» **What to do**
Every entry should be repeated exactly. Omit the pictures.

Records contained in a dataset:

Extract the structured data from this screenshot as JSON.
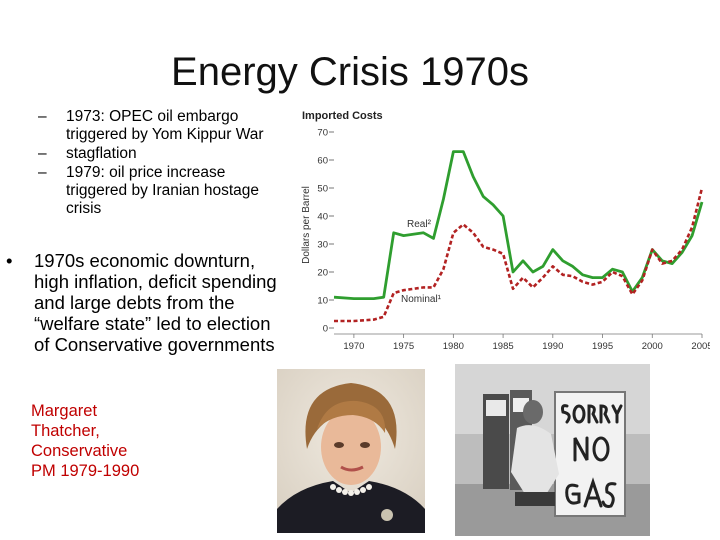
{
  "slide": {
    "title": "Energy Crisis 1970s",
    "sub_bullets": [
      "1973: OPEC oil embargo triggered by Yom Kippur War",
      "stagflation",
      "1979: oil price increase triggered by Iranian hostage crisis"
    ],
    "main_bullet": "1970s economic downturn, high inflation, deficit spending and large debts from the “welfare state” led to election of Conservative governments",
    "caption_lines": [
      "Margaret",
      "Thatcher,",
      "Conservative",
      "PM 1979-1990"
    ],
    "dash_glyph": "–",
    "bullet_glyph": "•"
  },
  "chart_data": {
    "type": "line",
    "title": "Imported Costs",
    "ylabel": "Dollars per Barrel",
    "xlabel": "",
    "xlim": [
      1968,
      2005
    ],
    "ylim": [
      0,
      70
    ],
    "x_ticks": [
      1970,
      1975,
      1980,
      1985,
      1990,
      1995,
      2000,
      2005
    ],
    "x_tick_labels": [
      "1970",
      "1975",
      "1980",
      "1985",
      "1990",
      "1995",
      "2000",
      "2005"
    ],
    "y_ticks": [
      0,
      10,
      20,
      30,
      40,
      50,
      60,
      70
    ],
    "y_tick_labels": [
      "0",
      "10",
      "20",
      "30",
      "40",
      "50",
      "60",
      "70"
    ],
    "series": [
      {
        "name": "Real",
        "label_text": "Real²",
        "color": "#2f9e2f",
        "style": "solid",
        "x": [
          1968,
          1970,
          1972,
          1973,
          1974,
          1975,
          1977,
          1978,
          1979,
          1980,
          1981,
          1982,
          1983,
          1984,
          1985,
          1986,
          1987,
          1988,
          1989,
          1990,
          1991,
          1992,
          1993,
          1994,
          1995,
          1996,
          1997,
          1998,
          1999,
          2000,
          2001,
          2002,
          2003,
          2004,
          2005
        ],
        "values": [
          11,
          10.5,
          10.5,
          11,
          34,
          33,
          34,
          32,
          46,
          63,
          63,
          54,
          47,
          44,
          40,
          20,
          24,
          20,
          22,
          28,
          24,
          22,
          19,
          18,
          18,
          21,
          20,
          13,
          18,
          28,
          24,
          23,
          27,
          33,
          45
        ]
      },
      {
        "name": "Nominal",
        "label_text": "Nominal¹",
        "color": "#b22222",
        "style": "dashed",
        "x": [
          1968,
          1970,
          1972,
          1973,
          1974,
          1975,
          1977,
          1978,
          1979,
          1980,
          1981,
          1982,
          1983,
          1984,
          1985,
          1986,
          1987,
          1988,
          1989,
          1990,
          1991,
          1992,
          1993,
          1994,
          1995,
          1996,
          1997,
          1998,
          1999,
          2000,
          2001,
          2002,
          2003,
          2004,
          2005
        ],
        "values": [
          2.5,
          2.5,
          3,
          4,
          12.5,
          13.5,
          14.5,
          14.5,
          21,
          34,
          37,
          34,
          29,
          28,
          26.5,
          14,
          18,
          14.5,
          18,
          22,
          19,
          18.5,
          16.5,
          15.5,
          16.5,
          20,
          18.5,
          12,
          17,
          28,
          23,
          24,
          28,
          36,
          50
        ]
      }
    ],
    "grid": false
  }
}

» **Answer**
Extract the structured data from this screenshot as JSON.
{
  "slide": {
    "title": "Energy Crisis 1970s",
    "sub_bullets": [
      "1973: OPEC oil embargo triggered by Yom Kippur War",
      "stagflation",
      "1979: oil price increase triggered by Iranian hostage crisis"
    ],
    "main_bullet": "1970s economic downturn, high inflation, deficit spending and large debts from the “welfare state” led to election of Conservative governments",
    "caption_lines": [
      "Margaret",
      "Thatcher,",
      "Conservative",
      "PM 1979-1990"
    ],
    "dash_glyph": "–",
    "bullet_glyph": "•"
  },
  "chart_data": {
    "type": "line",
    "title": "Imported Costs",
    "ylabel": "Dollars per Barrel",
    "xlabel": "",
    "xlim": [
      1968,
      2005
    ],
    "ylim": [
      0,
      70
    ],
    "x_ticks": [
      1970,
      1975,
      1980,
      1985,
      1990,
      1995,
      2000,
      2005
    ],
    "x_tick_labels": [
      "1970",
      "1975",
      "1980",
      "1985",
      "1990",
      "1995",
      "2000",
      "2005"
    ],
    "y_ticks": [
      0,
      10,
      20,
      30,
      40,
      50,
      60,
      70
    ],
    "y_tick_labels": [
      "0",
      "10",
      "20",
      "30",
      "40",
      "50",
      "60",
      "70"
    ],
    "series": [
      {
        "name": "Real",
        "label_text": "Real²",
        "color": "#2f9e2f",
        "style": "solid",
        "x": [
          1968,
          1970,
          1972,
          1973,
          1974,
          1975,
          1977,
          1978,
          1979,
          1980,
          1981,
          1982,
          1983,
          1984,
          1985,
          1986,
          1987,
          1988,
          1989,
          1990,
          1991,
          1992,
          1993,
          1994,
          1995,
          1996,
          1997,
          1998,
          1999,
          2000,
          2001,
          2002,
          2003,
          2004,
          2005
        ],
        "values": [
          11,
          10.5,
          10.5,
          11,
          34,
          33,
          34,
          32,
          46,
          63,
          63,
          54,
          47,
          44,
          40,
          20,
          24,
          20,
          22,
          28,
          24,
          22,
          19,
          18,
          18,
          21,
          20,
          13,
          18,
          28,
          24,
          23,
          27,
          33,
          45
        ]
      },
      {
        "name": "Nominal",
        "label_text": "Nominal¹",
        "color": "#b22222",
        "style": "dashed",
        "x": [
          1968,
          1970,
          1972,
          1973,
          1974,
          1975,
          1977,
          1978,
          1979,
          1980,
          1981,
          1982,
          1983,
          1984,
          1985,
          1986,
          1987,
          1988,
          1989,
          1990,
          1991,
          1992,
          1993,
          1994,
          1995,
          1996,
          1997,
          1998,
          1999,
          2000,
          2001,
          2002,
          2003,
          2004,
          2005
        ],
        "values": [
          2.5,
          2.5,
          3,
          4,
          12.5,
          13.5,
          14.5,
          14.5,
          21,
          34,
          37,
          34,
          29,
          28,
          26.5,
          14,
          18,
          14.5,
          18,
          22,
          19,
          18.5,
          16.5,
          15.5,
          16.5,
          20,
          18.5,
          12,
          17,
          28,
          23,
          24,
          28,
          36,
          50
        ]
      }
    ],
    "grid": false
  }
}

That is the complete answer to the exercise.